━━━ DOCUMENT

Studio album by Graham Parker
- Released: 23 May 1980
- Genre: Rock
- Label: Stiff (UK) Arista (US)
- Producer: Jimmy Iovine

Graham Parker chronology
| Squeezing Out Sparks (1979) | The Up Escalator (1980) | Another Grey Area (1982) |

= The Up Escalator =

The Up Escalator is an album by Graham Parker and the Rumour, released on 23 May 1980 by Stiff Records as LP (SEEZ 23) and as cassette (ZSEEZ 23). In the USA, the album was released by Arista. Released after Parker's successful 1979 album Squeezing Out Sparks, the album features production by Jimmy Iovine.

Upon its release, the album saw mixed reviews, with many criticizing Iovine's production. Parker separated from the Rumour shortly after the album's release.

==Background==
The Up Escalator was released as the follow-up to Parker's successful 1979 release, Squeezing Out Sparks. The Rumour's keyboardist, Bob Andrews had left the band after the Squeezing Out Sparks tour, being replaced on The Up Escalator by studio musician Nicky Hopkins, the E-Street Band's Danny Federici, and Peter Wood of Quiver. The album was produced by Jimmy Iovine, who had been a popular producer at the time for his work on Tom Petty and the Heartbreakers' Damn the Torpedoes and Patti Smith's Easter.

Compared to the band's previous album, The Up Escalator was commercially less successful, staying on the charts for less time. Following a few additional concerts and television appearances, Parker and the Rumour split due to musical differences (Parker claimed the band had been "butchering" his songs).

"Stupefaction" was released as a single, backed with the non-album track "Woman in Charge"; the single failed to chart. The track "Endless Night" features backing vocals from American rock musician Bruce Springsteen, who named Parker as the only musician he would pay to see perform.

━━━━━━

[WORK INSTRUCTIONS]:
1) Answer these questions using the article about The Up Escalator:
(a) Who produced the album?
(b) What was the catalog number of the cassette release?
(c) Which non-album track appeared on the B-side of "Stupefaction"?
2) Rewrite the part of The Up Escalator article starting with "Upon its release, the" and going on through "Patti Smith's Easter.", and change "studio musician" to "session musician".
3) Extend the article about The Up Escalator beyond its final sentence.

━━━ EXTRACTED MATERIAL

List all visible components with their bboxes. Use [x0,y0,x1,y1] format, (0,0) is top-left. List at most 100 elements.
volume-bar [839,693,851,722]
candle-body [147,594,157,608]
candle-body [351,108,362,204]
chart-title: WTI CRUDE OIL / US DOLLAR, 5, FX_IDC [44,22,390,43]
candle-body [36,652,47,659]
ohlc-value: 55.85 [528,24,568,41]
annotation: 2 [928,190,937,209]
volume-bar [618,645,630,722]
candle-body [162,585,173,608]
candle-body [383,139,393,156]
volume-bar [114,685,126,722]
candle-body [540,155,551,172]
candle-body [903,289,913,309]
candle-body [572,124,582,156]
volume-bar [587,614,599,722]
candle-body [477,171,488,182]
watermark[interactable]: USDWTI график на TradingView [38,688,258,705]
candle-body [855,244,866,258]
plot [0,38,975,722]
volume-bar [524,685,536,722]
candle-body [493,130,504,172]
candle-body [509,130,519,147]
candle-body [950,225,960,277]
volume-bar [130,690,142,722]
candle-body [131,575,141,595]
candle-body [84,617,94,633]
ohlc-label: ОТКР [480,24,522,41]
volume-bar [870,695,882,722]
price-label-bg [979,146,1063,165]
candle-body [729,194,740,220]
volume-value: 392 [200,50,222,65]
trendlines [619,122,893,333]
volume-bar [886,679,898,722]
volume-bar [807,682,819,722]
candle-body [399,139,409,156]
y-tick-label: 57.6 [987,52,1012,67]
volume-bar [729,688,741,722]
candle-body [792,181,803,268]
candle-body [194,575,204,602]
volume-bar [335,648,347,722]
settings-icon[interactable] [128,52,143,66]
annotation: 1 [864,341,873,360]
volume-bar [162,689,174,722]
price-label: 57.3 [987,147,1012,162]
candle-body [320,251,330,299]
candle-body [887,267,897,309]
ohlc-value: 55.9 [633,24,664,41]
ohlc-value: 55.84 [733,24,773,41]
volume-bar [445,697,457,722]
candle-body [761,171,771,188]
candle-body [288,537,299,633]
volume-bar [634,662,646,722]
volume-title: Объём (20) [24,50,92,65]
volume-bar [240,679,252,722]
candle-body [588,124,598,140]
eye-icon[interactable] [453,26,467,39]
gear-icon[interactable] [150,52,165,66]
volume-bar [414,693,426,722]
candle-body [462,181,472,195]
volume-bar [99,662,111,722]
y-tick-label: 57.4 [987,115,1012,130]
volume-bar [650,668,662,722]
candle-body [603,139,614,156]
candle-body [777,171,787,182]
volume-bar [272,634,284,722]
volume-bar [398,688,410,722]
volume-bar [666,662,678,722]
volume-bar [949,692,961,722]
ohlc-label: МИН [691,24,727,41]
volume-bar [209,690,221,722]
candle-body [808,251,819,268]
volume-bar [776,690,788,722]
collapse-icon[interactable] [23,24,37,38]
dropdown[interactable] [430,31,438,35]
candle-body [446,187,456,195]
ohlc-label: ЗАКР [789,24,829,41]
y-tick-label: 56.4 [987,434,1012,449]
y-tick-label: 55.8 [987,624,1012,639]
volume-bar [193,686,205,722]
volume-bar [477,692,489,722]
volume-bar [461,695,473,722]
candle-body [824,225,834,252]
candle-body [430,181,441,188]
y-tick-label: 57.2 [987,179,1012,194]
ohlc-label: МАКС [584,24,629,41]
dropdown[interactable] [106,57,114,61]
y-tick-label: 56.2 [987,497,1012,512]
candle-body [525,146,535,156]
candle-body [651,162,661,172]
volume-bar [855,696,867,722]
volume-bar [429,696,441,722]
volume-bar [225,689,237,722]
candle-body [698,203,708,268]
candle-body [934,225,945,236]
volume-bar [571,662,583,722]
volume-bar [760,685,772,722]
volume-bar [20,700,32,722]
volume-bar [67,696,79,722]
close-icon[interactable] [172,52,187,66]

━━━━━━

[WRITTEN ANSWERS]:
1)
(a) Jimmy Iovine
(b) ZSEEZ 23
(c) "Woman in Charge"

2)
Upon its release, the album saw mixed reviews, with many criticizing Iovine's production. Parker separated from the Rumour shortly after the album's release.

==Background==
The Up Escalator was released as the follow-up to Parker's successful 1979 release, Squeezing Out Sparks. The Rumour's keyboardist, Bob Andrews had left the band after the Squeezing Out Sparks tour, being replaced on The Up Escalator by session musician Nicky Hopkins, the E-Street Band's Danny Federici, and Peter Wood of Quiver. The album was produced by Jimmy Iovine, who had been a popular producer at the time for his work on Tom Petty and the Heartbreakers' Damn the Torpedoes and Patti Smith's Easter.

3)
==Reception==

The Up Escalator has seen mixed reception from critics, many of whom took issue with Jimmy Iovine's production. Mark Deming of AllMusic said of the pairing of Iovine with Parker, "The idea looked good on paper. ... But one listen to The Up Escalator reveals that Iovine's trademark sound somehow escaped him for this project; the recording and mix are flat and poorly detailed ... and the often mushy audio manages the remarkable feat of making the Rumour, one of the most exciting rock bands of their day, sound just a bit dull." Debra Rae Cohen of Rolling Stone similarly stated, "The new album seems like an attempt to 'gentrify' Parker, to turn him into a commercial classic-by-association by surrounding him with blue-chip artifacts. ... Such an attempt merely devalues Graham Parker's artistry as well as his past achievements. It also drastically undermines his material."

Despite its production, many have praised Parker's songwriting on the album. Deming pointed to "Empty Lives," "The Beating of Another Heart," and "Endless Night" as examples of "A-list material" on the album. Geoffrey Himes of The Washington Post wrote, "The Up Escalator is one long howl for an endless night that will cut through the alienation of the 'Same thing, same way, every day, stupefaction and noted that "Parker's music is just as powerful an argument as his lyrics."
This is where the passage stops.